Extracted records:
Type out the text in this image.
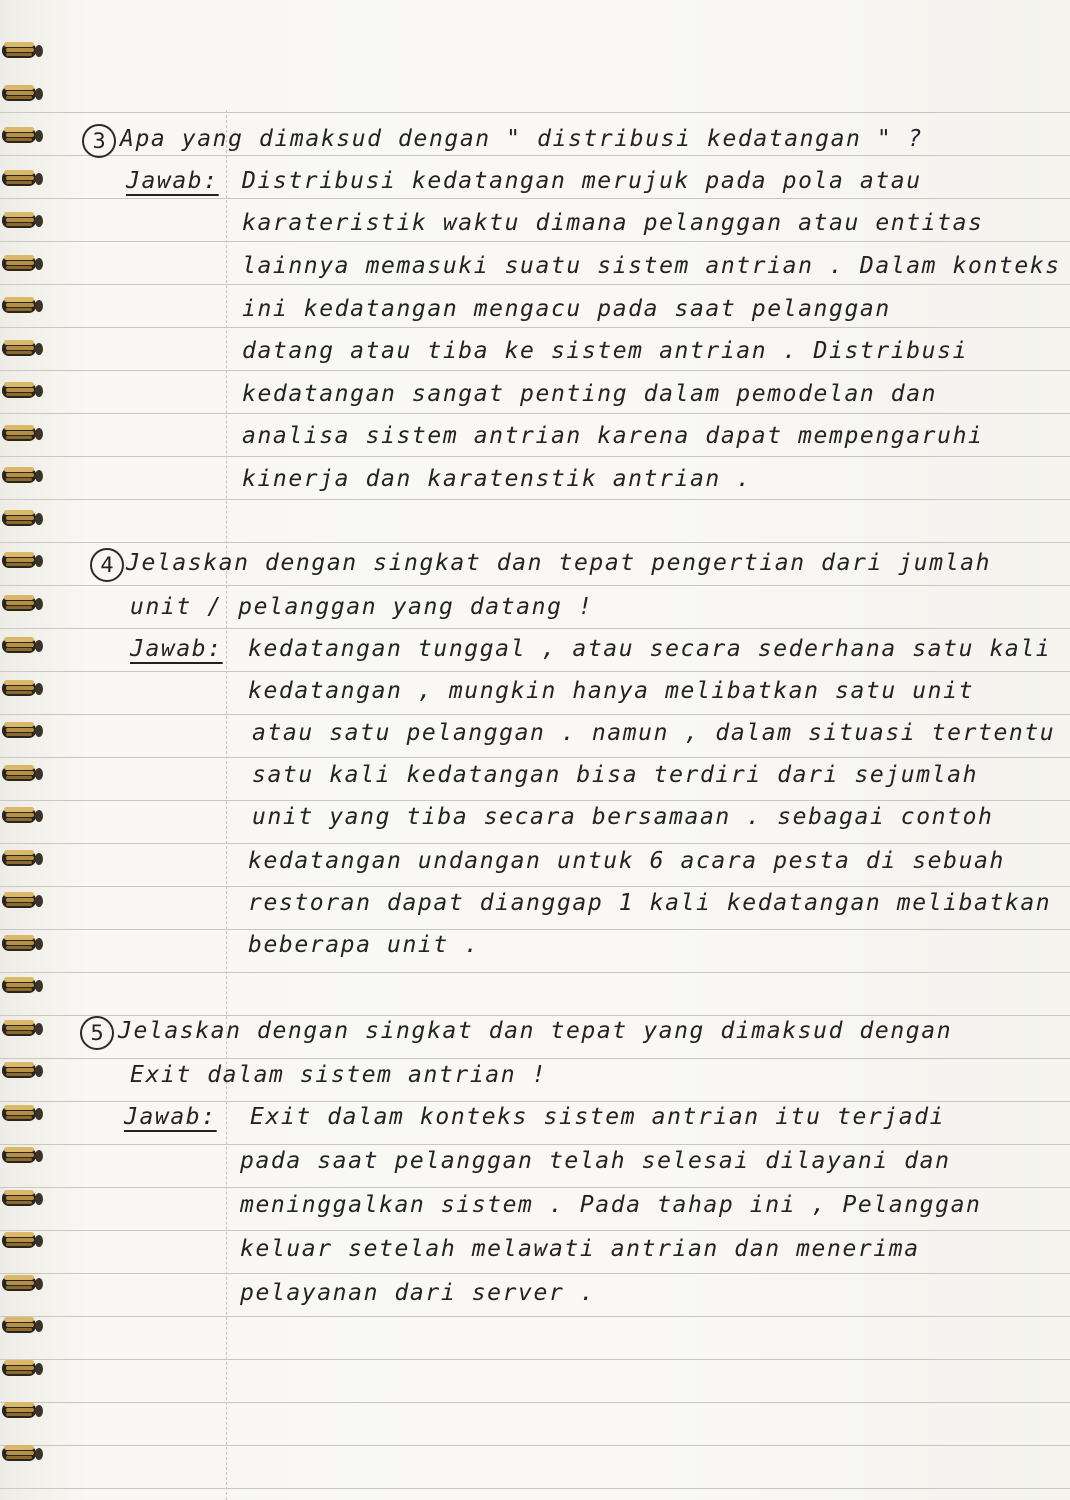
3 Apa yang dimaksud dengan " distribusi kedatangan " ?
Jawab: Distribusi kedatangan merujuk pada pola atau
karateristik waktu dimana pelanggan atau entitas
lainnya memasuki suatu sistem antrian . Dalam konteks
ini kedatangan mengacu pada saat pelanggan
datang atau tiba ke sistem antrian . Distribusi
kedatangan sangat penting dalam pemodelan dan
analisa sistem antrian karena dapat mempengaruhi
kinerja dan karatenstik antrian .
4 Jelaskan dengan singkat dan tepat pengertian dari jumlah
unit / pelanggan yang datang !
Jawab: kedatangan tunggal , atau secara sederhana satu kali
kedatangan , mungkin hanya melibatkan satu unit
atau satu pelanggan . namun , dalam situasi tertentu
satu kali kedatangan bisa terdiri dari sejumlah
unit yang tiba secara bersamaan . sebagai contoh
kedatangan undangan untuk 6 acara pesta di sebuah
restoran dapat dianggap 1 kali kedatangan melibatkan
beberapa unit .
5 Jelaskan dengan singkat dan tepat yang dimaksud dengan
Exit dalam sistem antrian !
Jawab: Exit dalam konteks sistem antrian itu terjadi
pada saat pelanggan telah selesai dilayani dan
meninggalkan sistem . Pada tahap ini , Pelanggan
keluar setelah melawati antrian dan menerima
pelayanan dari server .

# [What the task asks]
In your copy of the records, include no pictures; repeat everything else exactly.

# [Task output]
Type out the text in this image.
3 Apa yang dimaksud dengan " distribusi kedatangan " ?
Jawab: Distribusi kedatangan merujuk pada pola atau
karateristik waktu dimana pelanggan atau entitas
lainnya memasuki suatu sistem antrian . Dalam konteks
ini kedatangan mengacu pada saat pelanggan
datang atau tiba ke sistem antrian . Distribusi
kedatangan sangat penting dalam pemodelan dan
analisa sistem antrian karena dapat mempengaruhi
kinerja dan karatenstik antrian .
4 Jelaskan dengan singkat dan tepat pengertian dari jumlah
unit / pelanggan yang datang !
Jawab: kedatangan tunggal , atau secara sederhana satu kali
kedatangan , mungkin hanya melibatkan satu unit
atau satu pelanggan . namun , dalam situasi tertentu
satu kali kedatangan bisa terdiri dari sejumlah
unit yang tiba secara bersamaan . sebagai contoh
kedatangan undangan untuk 6 acara pesta di sebuah
restoran dapat dianggap 1 kali kedatangan melibatkan
beberapa unit .
5 Jelaskan dengan singkat dan tepat yang dimaksud dengan
Exit dalam sistem antrian !
Jawab: Exit dalam konteks sistem antrian itu terjadi
pada saat pelanggan telah selesai dilayani dan
meninggalkan sistem . Pada tahap ini , Pelanggan
keluar setelah melawati antrian dan menerima
pelayanan dari server .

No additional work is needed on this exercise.